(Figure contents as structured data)

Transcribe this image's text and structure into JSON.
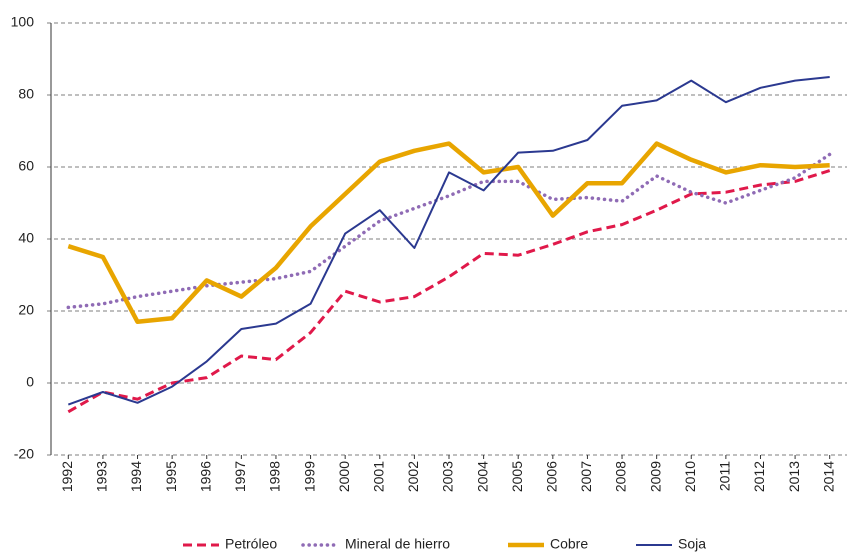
{
  "chart_data": {
    "type": "line",
    "categories": [
      "1992",
      "1993",
      "1994",
      "1995",
      "1996",
      "1997",
      "1998",
      "1999",
      "2000",
      "2001",
      "2002",
      "2003",
      "2004",
      "2005",
      "2006",
      "2007",
      "2008",
      "2009",
      "2010",
      "2011",
      "2012",
      "2013",
      "2014"
    ],
    "series": [
      {
        "name": "Petróleo",
        "color": "#e0194a",
        "style": "dashed",
        "values": [
          -8,
          -2.5,
          -4.5,
          0,
          1.5,
          7.5,
          6.5,
          14,
          25.5,
          22.5,
          24,
          29.5,
          36,
          35.5,
          38.5,
          42,
          44,
          48,
          52.5,
          53,
          55,
          56,
          59
        ]
      },
      {
        "name": "Mineral de hierro",
        "color": "#8f6bb5",
        "style": "dotted",
        "values": [
          21,
          22,
          24,
          25.5,
          27,
          28,
          29,
          31,
          38,
          45,
          48.5,
          52,
          56,
          56,
          51,
          51.5,
          50.5,
          57.5,
          53,
          50,
          53.5,
          57,
          63.5
        ]
      },
      {
        "name": "Cobre",
        "color": "#e8a500",
        "style": "thick",
        "values": [
          38,
          35,
          17,
          18,
          28.5,
          24,
          32,
          43.5,
          52.5,
          61.5,
          64.5,
          66.5,
          58.5,
          60,
          46.5,
          55.5,
          55.5,
          66.5,
          62,
          58.5,
          60.5,
          60,
          60.5
        ]
      },
      {
        "name": "Soja",
        "color": "#2b3990",
        "style": "solid",
        "values": [
          -6,
          -2.5,
          -5.5,
          -1,
          6,
          15,
          16.5,
          22,
          41.5,
          48,
          37.5,
          58.5,
          53.5,
          64,
          64.5,
          67.5,
          77,
          78.5,
          84,
          78,
          82,
          84,
          85
        ]
      }
    ],
    "ylim": [
      -20,
      100
    ],
    "yticks": [
      -20,
      0,
      20,
      40,
      60,
      80,
      100
    ],
    "grid": true,
    "legend": "bottom"
  }
}
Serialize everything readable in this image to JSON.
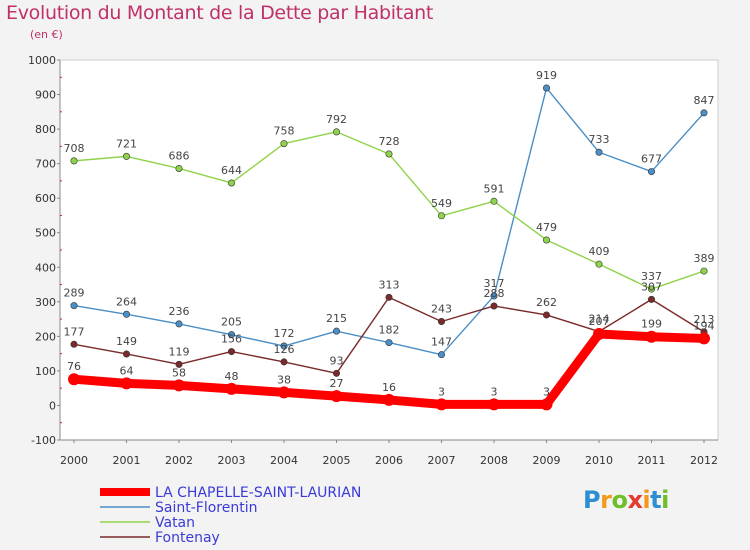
{
  "header": {
    "title": "Evolution du Montant de la Dette par Habitant",
    "unit": "(en €)"
  },
  "logo": {
    "letters": [
      "P",
      "r",
      "o",
      "x",
      "i",
      "t",
      "i"
    ],
    "colors": [
      "#2d8fd1",
      "#f39a1c",
      "#6fbf2a",
      "#e33b2e",
      "#f39a1c",
      "#2d8fd1",
      "#6fbf2a"
    ]
  },
  "chart_data": {
    "type": "line",
    "title": "Evolution du Montant de la Dette par Habitant",
    "ylabel": "(en €)",
    "xlabel": "",
    "x": [
      "2000",
      "2001",
      "2002",
      "2003",
      "2004",
      "2005",
      "2006",
      "2007",
      "2008",
      "2009",
      "2010",
      "2011",
      "2012"
    ],
    "ylim": [
      -100,
      1000
    ],
    "yticks": [
      -100,
      0,
      100,
      200,
      300,
      400,
      500,
      600,
      700,
      800,
      900,
      1000
    ],
    "grid": false,
    "legend_position": "bottom-left",
    "series": [
      {
        "name": "Saint-Florentin",
        "color": "#4a8fc7",
        "values": [
          289,
          264,
          236,
          205,
          172,
          215,
          182,
          147,
          317,
          919,
          733,
          677,
          847
        ]
      },
      {
        "name": "Vatan",
        "color": "#8fd34a",
        "values": [
          708,
          721,
          686,
          644,
          758,
          792,
          728,
          549,
          591,
          479,
          409,
          337,
          389
        ]
      },
      {
        "name": "Fontenay",
        "color": "#7a2a2a",
        "values": [
          177,
          149,
          119,
          156,
          126,
          93,
          313,
          243,
          288,
          262,
          214,
          307,
          213
        ]
      },
      {
        "name": "LA CHAPELLE-SAINT-LAURIAN",
        "color": "#ff0000",
        "values": [
          76,
          64,
          58,
          48,
          38,
          27,
          16,
          3,
          3,
          3,
          207,
          199,
          194
        ]
      }
    ]
  }
}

Challenge: Copy out every line of the listing that includes the string "JSON".

Finished answer:
Transcribe this image's text and structure into JSON.
Serialize everything readable in this image to JSON.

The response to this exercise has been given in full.